**PROBLEM:**
Both the line containing "Read out every word on this page." and the last line of the listing are included: write out exactly the lines from one to the other.

**RECORDS FOR THE EXERCISE:**
** start **

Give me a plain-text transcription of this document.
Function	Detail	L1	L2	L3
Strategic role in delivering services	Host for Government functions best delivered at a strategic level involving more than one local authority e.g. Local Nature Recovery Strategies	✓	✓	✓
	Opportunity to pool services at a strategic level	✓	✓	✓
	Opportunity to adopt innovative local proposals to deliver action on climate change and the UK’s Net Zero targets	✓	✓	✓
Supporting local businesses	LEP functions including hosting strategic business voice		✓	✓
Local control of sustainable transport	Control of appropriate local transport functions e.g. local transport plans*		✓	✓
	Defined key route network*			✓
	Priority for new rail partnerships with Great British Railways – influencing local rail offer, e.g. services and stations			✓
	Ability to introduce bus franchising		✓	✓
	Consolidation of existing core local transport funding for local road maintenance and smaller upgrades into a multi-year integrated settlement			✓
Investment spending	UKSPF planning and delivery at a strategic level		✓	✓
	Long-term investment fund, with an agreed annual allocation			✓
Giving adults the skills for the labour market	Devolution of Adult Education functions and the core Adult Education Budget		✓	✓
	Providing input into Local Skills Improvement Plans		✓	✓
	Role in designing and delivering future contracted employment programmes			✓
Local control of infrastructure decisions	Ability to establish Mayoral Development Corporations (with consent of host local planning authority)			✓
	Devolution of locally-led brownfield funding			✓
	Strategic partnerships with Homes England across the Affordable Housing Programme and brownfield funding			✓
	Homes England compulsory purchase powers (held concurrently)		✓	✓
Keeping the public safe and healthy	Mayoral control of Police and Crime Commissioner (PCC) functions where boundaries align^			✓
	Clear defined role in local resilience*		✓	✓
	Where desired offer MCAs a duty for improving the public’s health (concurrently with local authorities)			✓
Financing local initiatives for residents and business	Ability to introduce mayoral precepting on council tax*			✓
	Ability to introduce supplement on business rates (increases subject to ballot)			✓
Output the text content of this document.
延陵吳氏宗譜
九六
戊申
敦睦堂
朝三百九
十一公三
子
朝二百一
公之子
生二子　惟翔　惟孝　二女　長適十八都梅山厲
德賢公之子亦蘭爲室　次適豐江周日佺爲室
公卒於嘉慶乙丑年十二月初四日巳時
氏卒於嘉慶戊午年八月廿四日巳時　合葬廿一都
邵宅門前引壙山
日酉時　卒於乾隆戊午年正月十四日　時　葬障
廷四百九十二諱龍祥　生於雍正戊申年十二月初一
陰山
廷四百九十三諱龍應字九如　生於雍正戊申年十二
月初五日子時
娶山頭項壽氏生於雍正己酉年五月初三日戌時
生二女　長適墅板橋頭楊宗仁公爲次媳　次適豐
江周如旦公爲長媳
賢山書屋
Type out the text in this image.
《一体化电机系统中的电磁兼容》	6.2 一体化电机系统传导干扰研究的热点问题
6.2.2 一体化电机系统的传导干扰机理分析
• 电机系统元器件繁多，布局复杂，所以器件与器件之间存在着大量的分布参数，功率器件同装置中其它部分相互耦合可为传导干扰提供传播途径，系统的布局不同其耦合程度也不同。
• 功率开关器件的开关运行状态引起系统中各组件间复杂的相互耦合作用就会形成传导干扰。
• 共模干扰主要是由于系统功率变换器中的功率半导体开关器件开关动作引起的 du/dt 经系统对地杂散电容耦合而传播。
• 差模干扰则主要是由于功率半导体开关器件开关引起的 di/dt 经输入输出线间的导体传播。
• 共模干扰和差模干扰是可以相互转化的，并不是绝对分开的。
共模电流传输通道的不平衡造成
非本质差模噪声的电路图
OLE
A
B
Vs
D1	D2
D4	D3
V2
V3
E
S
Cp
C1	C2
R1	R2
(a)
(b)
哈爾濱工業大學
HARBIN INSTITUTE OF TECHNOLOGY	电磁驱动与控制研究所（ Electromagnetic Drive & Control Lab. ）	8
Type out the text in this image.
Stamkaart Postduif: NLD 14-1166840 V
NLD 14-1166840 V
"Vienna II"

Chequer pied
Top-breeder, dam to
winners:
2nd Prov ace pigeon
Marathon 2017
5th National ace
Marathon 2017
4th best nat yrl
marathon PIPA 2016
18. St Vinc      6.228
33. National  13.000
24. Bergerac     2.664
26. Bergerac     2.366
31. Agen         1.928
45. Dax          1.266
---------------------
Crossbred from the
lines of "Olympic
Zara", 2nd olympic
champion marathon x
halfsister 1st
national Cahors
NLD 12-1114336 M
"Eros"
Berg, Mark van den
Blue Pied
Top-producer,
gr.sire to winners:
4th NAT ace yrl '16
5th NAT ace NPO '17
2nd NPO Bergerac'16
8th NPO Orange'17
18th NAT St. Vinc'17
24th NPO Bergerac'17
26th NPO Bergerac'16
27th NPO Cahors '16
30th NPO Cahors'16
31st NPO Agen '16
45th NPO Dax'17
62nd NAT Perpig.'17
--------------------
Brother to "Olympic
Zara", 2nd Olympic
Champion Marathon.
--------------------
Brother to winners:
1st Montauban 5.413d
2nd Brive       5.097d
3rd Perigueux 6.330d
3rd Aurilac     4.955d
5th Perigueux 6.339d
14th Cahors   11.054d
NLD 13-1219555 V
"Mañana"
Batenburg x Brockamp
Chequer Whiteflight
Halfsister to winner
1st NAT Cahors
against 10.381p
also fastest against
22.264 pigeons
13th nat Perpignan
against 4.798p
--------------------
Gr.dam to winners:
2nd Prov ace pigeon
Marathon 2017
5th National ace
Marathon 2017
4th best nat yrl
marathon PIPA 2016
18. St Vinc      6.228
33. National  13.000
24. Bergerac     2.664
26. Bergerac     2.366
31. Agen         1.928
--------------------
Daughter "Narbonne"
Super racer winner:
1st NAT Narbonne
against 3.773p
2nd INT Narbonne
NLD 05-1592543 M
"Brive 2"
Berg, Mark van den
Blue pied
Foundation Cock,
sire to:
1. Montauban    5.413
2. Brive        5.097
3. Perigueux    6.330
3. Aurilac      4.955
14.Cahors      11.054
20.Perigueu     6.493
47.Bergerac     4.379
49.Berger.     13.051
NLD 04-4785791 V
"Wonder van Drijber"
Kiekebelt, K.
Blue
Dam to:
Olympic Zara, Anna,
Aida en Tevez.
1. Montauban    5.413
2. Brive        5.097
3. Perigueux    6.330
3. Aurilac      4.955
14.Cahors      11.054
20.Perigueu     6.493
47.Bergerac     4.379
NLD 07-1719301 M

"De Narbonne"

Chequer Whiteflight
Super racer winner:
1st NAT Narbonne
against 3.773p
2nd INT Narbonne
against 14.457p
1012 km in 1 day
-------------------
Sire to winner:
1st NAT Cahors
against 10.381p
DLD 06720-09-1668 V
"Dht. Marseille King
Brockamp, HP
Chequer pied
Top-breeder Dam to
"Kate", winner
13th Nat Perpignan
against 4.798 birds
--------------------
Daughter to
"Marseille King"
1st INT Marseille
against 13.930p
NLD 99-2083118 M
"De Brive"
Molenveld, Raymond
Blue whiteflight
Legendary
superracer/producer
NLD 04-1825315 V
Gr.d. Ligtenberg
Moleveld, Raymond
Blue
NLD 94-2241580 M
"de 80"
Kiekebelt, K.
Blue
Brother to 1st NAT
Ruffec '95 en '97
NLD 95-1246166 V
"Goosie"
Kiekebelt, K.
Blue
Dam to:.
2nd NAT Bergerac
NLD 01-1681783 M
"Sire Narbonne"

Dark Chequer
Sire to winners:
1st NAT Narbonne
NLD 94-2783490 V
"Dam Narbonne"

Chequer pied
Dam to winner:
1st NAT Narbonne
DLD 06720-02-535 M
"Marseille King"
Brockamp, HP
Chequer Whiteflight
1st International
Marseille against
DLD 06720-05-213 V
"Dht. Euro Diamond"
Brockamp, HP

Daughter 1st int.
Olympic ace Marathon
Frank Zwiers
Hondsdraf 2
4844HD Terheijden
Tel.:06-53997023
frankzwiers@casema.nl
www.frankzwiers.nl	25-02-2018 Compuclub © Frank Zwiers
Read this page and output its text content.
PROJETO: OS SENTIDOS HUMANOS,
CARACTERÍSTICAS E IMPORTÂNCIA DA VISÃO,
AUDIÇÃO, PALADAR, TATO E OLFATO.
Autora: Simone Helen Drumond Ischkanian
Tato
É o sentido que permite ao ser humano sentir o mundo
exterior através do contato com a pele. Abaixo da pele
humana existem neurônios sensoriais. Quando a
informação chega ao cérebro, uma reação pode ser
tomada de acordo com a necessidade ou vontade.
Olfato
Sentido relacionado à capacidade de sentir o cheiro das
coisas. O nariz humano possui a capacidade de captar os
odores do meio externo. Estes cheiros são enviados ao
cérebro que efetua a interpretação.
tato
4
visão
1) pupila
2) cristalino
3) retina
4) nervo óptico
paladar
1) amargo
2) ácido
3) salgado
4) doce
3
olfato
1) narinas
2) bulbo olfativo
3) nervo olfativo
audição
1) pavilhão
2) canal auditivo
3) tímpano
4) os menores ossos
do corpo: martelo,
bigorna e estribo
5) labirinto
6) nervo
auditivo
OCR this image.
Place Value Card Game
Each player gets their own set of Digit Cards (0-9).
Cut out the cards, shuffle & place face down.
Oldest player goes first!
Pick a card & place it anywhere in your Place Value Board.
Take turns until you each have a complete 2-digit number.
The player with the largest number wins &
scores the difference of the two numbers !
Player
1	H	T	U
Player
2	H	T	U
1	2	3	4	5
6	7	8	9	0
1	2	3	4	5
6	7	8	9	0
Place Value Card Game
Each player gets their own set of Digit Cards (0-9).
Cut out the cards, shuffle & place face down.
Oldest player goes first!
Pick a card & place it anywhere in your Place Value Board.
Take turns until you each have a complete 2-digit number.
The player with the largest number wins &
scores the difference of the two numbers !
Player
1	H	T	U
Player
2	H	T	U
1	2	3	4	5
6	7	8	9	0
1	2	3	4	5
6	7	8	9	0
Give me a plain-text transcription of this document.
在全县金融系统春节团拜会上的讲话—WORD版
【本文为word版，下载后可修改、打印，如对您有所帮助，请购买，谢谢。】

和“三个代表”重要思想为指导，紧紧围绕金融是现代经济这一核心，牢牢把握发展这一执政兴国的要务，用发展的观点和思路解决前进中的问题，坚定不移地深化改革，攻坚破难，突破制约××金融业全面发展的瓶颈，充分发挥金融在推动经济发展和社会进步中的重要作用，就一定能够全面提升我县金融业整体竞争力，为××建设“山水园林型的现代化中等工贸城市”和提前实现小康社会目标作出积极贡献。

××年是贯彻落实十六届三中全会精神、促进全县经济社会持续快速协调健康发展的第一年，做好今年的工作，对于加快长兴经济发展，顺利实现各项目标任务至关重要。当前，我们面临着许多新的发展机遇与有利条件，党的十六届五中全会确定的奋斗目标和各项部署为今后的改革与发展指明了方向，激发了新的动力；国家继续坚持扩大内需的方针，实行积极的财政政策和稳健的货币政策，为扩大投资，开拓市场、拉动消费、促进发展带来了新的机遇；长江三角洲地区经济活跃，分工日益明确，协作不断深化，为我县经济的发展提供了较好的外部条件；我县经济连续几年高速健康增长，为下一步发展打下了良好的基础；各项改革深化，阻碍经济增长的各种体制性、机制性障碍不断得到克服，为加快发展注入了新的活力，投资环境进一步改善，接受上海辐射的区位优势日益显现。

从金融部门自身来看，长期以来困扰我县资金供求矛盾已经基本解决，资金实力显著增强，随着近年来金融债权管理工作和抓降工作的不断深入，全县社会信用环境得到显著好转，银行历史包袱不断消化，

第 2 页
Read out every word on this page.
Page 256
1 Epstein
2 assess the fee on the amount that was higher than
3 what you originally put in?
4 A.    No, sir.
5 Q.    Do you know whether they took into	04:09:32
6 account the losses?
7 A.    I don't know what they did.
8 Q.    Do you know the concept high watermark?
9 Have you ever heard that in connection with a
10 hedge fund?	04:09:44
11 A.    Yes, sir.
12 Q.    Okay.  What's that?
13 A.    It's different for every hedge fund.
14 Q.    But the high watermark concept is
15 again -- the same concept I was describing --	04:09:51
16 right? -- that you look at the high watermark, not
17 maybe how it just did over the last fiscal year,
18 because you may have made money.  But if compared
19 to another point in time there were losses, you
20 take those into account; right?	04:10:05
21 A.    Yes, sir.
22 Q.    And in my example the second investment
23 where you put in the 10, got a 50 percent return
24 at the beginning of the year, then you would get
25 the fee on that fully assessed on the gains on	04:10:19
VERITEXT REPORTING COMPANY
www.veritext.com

** end **

**RIGHT ANSWER:**
Read out every word on this page.
Page 256
1 Epstein
2 assess the fee on the amount that was higher than
3 what you originally put in?
4 A.    No, sir.
5 Q.    Do you know whether they took into	04:09:32
6 account the losses?
7 A.    I don't know what they did.
8 Q.    Do you know the concept high watermark?
9 Have you ever heard that in connection with a
10 hedge fund?	04:09:44
11 A.    Yes, sir.
12 Q.    Okay.  What's that?
13 A.    It's different for every hedge fund.
14 Q.    But the high watermark concept is
15 again -- the same concept I was describing --	04:09:51
16 right? -- that you look at the high watermark, not
17 maybe how it just did over the last fiscal year,
18 because you may have made money.  But if compared
19 to another point in time there were losses, you
20 take those into account; right?	04:10:05
21 A.    Yes, sir.
22 Q.    And in my example the second investment
23 where you put in the 10, got a 50 percent return
24 at the beginning of the year, then you would get
25 the fee on that fully assessed on the gains on	04:10:19
VERITEXT REPORTING COMPANY
www.veritext.com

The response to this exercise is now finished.